"p95": 130.0,
"p99": 260.0
},
"impact_analysis": {
"count": 45,
"success": 45,
"failure": 0,
"avg_ms": 22.1,
"p50": 18.0,
"p95": 55.0,
"p99": 90.0
}
}
}
Prometheus Format¶
Response:
# HELP code_intel_requests_total Total HTTP requests
# TYPE code_intel_requests_total counter
code_intel_requests_total 1234
code_intel_requests_by_category{category="search"} 245
code_intel_requests_by_category{category="analysis"} 180
code_intel_requests_by_category{category="graph"} 95
code_intel_requests_by_category{category="health"} 500
# HELP code_intel_request_duration_ms Request latency in milliseconds
# TYPE code_intel_request_duration_ms summary
code_intel_request_duration_ms{category="search",quantile="0.5"} 35.0
code_intel_request_duration_ms{category="search",quantile="0.95"} 120.0
code_intel_request_duration_ms{category="search",quantile="0.99"} 250.0
code_intel_request_duration_ms{category="analysis",quantile="0.5"} 22.0
code_intel_request_duration_ms{category="analysis",quantile="0.95"} 85.0
code_intel_request_duration_ms{category="analysis",quantile="0.99"} 150.0
code_intel_requests_by_status{status="200"} 1180
code_intel_requests_by_status{status="400"} 30
code_intel_requests_by_status{status="429"} 5
# HELP code_intel_search_total Total search queries
# TYPE code_intel_search_total counter
code_intel_search_total 245
code_intel_search_cache_hits 82
code_intel_search_cache_misses 163
code_intel_search_cache_hit_rate 0.3347
# HELP code_intel_search_duration_ms Search latency in milliseconds
# TYPE code_intel_search_duration_ms summary
code_intel_search_duration_ms{quantile="0.5"} 35.0
code_intel_search_duration_ms{quantile="0.95"} 120.0
code_intel_search_duration_ms{quantile="0.99"} 250.0
# HELP code_intel_tool_calls_total Tool invocations
# TYPE code_intel_tool_calls_total counter
code_intel_tool_calls{tool="semantic_search",status="success"} 118
code_intel_tool_calls{tool="semantic_search",status="failure"} 2
code_intel_tool_calls{tool="impact_analysis",status="success"} 45
What's Tracked¶
The metrics collector uses an in-memory ring buffer (max 10,000 entries per category) and is fully thread-safe.

________________________________________

#### WHAT IS BEING ASKED:
How would you put this sentence from the metrics documentation above into Spanish: "The metrics collector uses an in-memory ring buffer (max 10,000 entries per category) and is fully thread-safe."

#### Bounding box prediction data:
________________________________________

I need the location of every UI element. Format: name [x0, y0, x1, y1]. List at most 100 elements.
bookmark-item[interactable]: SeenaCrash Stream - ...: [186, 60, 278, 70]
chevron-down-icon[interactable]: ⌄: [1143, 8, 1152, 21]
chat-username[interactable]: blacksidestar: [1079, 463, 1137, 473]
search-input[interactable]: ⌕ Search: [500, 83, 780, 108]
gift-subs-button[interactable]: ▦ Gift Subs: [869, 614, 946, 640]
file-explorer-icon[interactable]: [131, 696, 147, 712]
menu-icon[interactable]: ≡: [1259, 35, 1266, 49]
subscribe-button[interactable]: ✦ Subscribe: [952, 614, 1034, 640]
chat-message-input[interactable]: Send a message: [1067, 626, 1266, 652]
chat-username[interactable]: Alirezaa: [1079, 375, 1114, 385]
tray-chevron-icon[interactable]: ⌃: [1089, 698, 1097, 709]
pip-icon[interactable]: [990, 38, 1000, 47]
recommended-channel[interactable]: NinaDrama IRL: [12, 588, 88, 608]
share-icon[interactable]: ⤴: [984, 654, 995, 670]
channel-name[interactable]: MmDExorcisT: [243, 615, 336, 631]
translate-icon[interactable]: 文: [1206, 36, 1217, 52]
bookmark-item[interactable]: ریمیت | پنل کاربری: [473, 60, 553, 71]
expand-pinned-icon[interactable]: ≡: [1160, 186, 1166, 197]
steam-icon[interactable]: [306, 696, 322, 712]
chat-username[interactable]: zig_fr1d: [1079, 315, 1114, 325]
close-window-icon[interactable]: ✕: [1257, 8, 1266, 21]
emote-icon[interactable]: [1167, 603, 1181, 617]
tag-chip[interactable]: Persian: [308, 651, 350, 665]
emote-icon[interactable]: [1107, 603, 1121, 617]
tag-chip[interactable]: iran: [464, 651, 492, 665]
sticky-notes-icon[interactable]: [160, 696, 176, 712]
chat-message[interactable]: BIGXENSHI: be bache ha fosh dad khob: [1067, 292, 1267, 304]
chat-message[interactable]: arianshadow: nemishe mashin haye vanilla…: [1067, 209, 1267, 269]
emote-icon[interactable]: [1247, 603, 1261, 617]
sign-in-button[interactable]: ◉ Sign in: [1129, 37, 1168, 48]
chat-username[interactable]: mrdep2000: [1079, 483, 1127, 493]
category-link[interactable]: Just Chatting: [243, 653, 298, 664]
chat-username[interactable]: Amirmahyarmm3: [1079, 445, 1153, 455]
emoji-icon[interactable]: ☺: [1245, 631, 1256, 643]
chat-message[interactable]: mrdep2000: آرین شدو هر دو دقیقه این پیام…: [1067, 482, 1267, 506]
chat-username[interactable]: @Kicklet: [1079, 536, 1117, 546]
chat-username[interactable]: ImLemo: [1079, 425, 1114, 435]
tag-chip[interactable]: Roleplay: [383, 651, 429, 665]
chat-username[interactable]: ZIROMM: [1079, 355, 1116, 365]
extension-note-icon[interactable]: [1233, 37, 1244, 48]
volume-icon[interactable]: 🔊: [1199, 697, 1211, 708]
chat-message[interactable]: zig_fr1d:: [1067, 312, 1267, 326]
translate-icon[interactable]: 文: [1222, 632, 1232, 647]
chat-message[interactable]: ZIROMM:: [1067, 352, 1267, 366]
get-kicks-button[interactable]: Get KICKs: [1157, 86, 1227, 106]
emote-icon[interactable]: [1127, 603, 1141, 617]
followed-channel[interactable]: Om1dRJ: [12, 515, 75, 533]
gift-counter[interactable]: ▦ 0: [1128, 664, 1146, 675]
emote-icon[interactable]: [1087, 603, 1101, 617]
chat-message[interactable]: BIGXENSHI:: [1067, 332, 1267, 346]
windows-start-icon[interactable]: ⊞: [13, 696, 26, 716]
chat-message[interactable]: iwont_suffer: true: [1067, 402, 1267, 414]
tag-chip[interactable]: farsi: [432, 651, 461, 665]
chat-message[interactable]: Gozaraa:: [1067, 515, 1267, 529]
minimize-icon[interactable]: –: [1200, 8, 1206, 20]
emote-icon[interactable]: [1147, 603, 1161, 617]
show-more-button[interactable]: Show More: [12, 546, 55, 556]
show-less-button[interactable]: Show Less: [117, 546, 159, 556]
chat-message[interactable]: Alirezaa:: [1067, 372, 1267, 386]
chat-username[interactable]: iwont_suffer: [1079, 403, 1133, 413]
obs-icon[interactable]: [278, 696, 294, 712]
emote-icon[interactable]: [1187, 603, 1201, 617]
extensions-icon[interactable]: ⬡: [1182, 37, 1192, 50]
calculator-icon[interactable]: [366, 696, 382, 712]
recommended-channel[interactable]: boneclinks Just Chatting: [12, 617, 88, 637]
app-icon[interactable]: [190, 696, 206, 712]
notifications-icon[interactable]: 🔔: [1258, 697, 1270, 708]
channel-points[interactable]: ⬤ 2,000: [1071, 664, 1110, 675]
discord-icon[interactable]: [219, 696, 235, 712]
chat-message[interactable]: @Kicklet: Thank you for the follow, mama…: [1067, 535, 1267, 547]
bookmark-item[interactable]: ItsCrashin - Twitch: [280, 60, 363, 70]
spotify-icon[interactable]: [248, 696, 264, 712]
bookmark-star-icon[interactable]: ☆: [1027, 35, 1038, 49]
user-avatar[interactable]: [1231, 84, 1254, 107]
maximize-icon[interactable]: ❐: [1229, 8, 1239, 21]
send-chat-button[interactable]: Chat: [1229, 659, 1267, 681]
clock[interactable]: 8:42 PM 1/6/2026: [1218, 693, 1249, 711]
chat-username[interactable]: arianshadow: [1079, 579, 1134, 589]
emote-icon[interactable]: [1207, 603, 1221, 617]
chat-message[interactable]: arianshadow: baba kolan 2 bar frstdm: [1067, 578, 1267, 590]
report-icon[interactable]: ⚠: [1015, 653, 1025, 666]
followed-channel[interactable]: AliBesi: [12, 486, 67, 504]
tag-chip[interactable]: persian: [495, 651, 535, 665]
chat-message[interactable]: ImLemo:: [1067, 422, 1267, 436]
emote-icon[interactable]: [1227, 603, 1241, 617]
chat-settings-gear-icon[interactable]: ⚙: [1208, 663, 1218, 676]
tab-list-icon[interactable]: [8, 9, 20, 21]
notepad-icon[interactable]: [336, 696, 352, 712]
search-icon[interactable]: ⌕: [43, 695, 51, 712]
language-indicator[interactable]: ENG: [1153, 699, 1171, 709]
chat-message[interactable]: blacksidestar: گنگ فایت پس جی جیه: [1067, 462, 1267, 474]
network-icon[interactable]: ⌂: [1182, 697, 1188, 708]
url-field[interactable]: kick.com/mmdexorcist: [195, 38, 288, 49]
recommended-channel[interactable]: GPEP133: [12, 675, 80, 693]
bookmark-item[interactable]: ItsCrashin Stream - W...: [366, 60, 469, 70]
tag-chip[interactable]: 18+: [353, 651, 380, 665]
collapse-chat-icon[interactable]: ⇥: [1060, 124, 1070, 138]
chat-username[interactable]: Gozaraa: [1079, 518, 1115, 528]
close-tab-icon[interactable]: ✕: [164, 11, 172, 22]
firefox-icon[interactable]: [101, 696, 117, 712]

________________________________________

#### RESULT OF THE TASK:
El recopilador de métricas utiliza un búfer circular en memoria (máximo de 10.000 entradas por categoría) y es totalmente seguro para subprocesos.